◆ **SOURCE**:
----------------

The connection between mathematical induction and implication

Question

What is the connection between mathematical induction and implication?

I always see that mathematical induction is about $$P(k)\implies P(k+1).$$

From what I know, mathematical induction works by finding a way to transform $P(k)$ into $P(k+1)$ and if you can do it, then you prove it.

Now, speaking in terms of logic formality, we can treat $P(k)$ as statement $A$, and treat $P(k+1)$ as statement $B$. We know that an implication is true if statement $A$ is true and statement $B$ is true; $A$ is false and $B$ is true/false (implication is false if $A$ is true and $B$ is false).

How can we know the truth value of statement $B$ ($P(k+1)$)? Is it the act of deriving $P(k+1)$ from $P(k)$ that makes statement $B$ have a value of true?

Answer 1

Unless I am seriously misunderstanding you, I think your question really amounts to:

"How does mathematical induction work, logically speaking? I don't get it."

----------------

(Items from a dataset)
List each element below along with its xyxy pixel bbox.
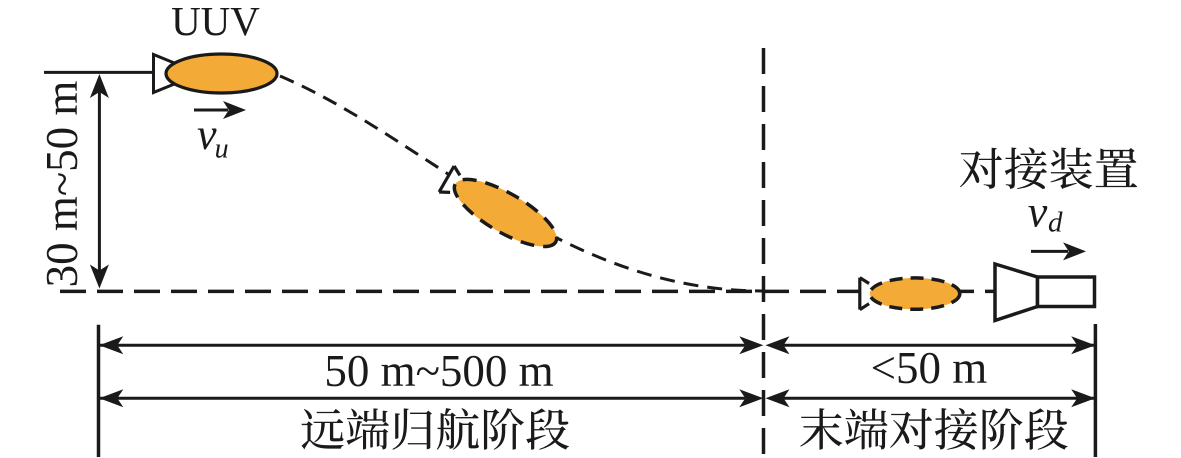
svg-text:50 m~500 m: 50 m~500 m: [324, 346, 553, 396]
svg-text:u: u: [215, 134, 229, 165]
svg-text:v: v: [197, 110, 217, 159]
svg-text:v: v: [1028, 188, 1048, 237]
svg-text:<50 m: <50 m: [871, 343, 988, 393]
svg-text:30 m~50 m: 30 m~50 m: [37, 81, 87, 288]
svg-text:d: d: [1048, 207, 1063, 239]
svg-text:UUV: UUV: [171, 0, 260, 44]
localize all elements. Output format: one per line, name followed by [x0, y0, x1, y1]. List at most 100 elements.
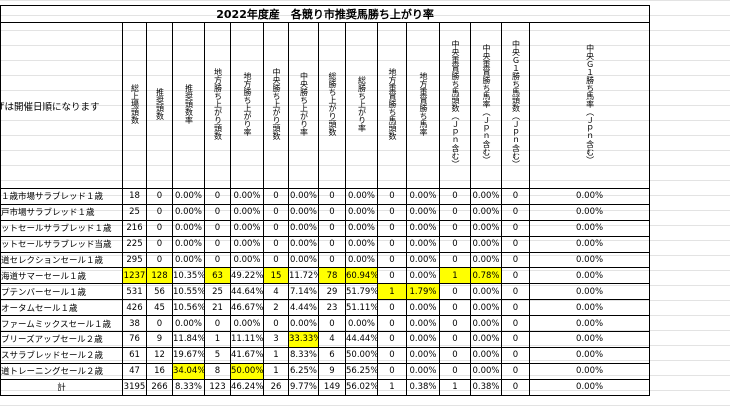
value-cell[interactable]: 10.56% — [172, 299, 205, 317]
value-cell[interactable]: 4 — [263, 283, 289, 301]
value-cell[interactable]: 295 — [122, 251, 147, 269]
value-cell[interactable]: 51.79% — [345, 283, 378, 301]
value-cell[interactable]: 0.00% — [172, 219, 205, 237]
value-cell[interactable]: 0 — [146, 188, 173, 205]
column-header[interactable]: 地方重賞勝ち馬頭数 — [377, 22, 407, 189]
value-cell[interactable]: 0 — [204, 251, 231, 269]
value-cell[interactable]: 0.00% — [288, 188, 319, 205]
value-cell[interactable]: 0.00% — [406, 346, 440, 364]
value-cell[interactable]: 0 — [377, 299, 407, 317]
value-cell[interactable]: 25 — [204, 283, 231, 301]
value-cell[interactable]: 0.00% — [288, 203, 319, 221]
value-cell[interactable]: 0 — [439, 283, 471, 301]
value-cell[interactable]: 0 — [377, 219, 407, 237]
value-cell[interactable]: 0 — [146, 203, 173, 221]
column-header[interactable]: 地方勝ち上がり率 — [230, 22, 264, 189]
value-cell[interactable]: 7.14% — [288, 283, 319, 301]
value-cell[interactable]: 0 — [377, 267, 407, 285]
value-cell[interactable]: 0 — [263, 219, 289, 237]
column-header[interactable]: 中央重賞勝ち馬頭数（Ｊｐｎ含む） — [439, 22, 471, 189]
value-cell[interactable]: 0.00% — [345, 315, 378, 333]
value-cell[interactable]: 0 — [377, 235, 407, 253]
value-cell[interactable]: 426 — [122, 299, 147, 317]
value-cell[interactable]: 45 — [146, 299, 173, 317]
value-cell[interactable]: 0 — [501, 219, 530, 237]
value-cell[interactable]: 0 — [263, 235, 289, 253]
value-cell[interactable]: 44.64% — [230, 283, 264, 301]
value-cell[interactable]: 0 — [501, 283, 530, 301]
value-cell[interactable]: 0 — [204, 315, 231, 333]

----------------

◆ **THE TASKS**:
(A) In the induction thread, under what condition is an implication false?
(B) Write the next part of the forum thread on mathematical induction and implication, picking up after its last sentence.

◆ **PER-TASK ANSWERS**:
(A) An implication is false when statement $A$ is true and statement $B$ is false.

(B)
That's a perfectly good question to ask. In fact, it is one of the most common questions I have encountered when teaching undergraduate mathematics over the last ten years or so. (Moreover, many students should ask this question, in the sense that they actually don't understand the logic of mathematical induction but either don't perceive their own lack of understanding or are not willing to verbalize it.) It's up there with big conceptual questions like "How does the $\epsilon,\delta$ definition of a limit work, logically speaking?" or "What is uniform convergence, logically speaking?" or "What is linear independence..."

These are key questions, but they are hard to answer in a vacuum. By that I mean that we often build a large portion of an undergraduate course around answering each of the above questions: there are prerequisites, training, several rounds of conceptual explanation of various kinds, examples, exercises, exams, and so forth. Without knowing where you are with respect to all these processes of undergraduate coursework, one (or at least, this one) can't give an explanation tailored to you: one can just try to repeat one of the blanket explanations that one gives in lectures.

So, for instance, I can point you to Chapter 2 of these lecture notes of mine, where induction is explored in great detail.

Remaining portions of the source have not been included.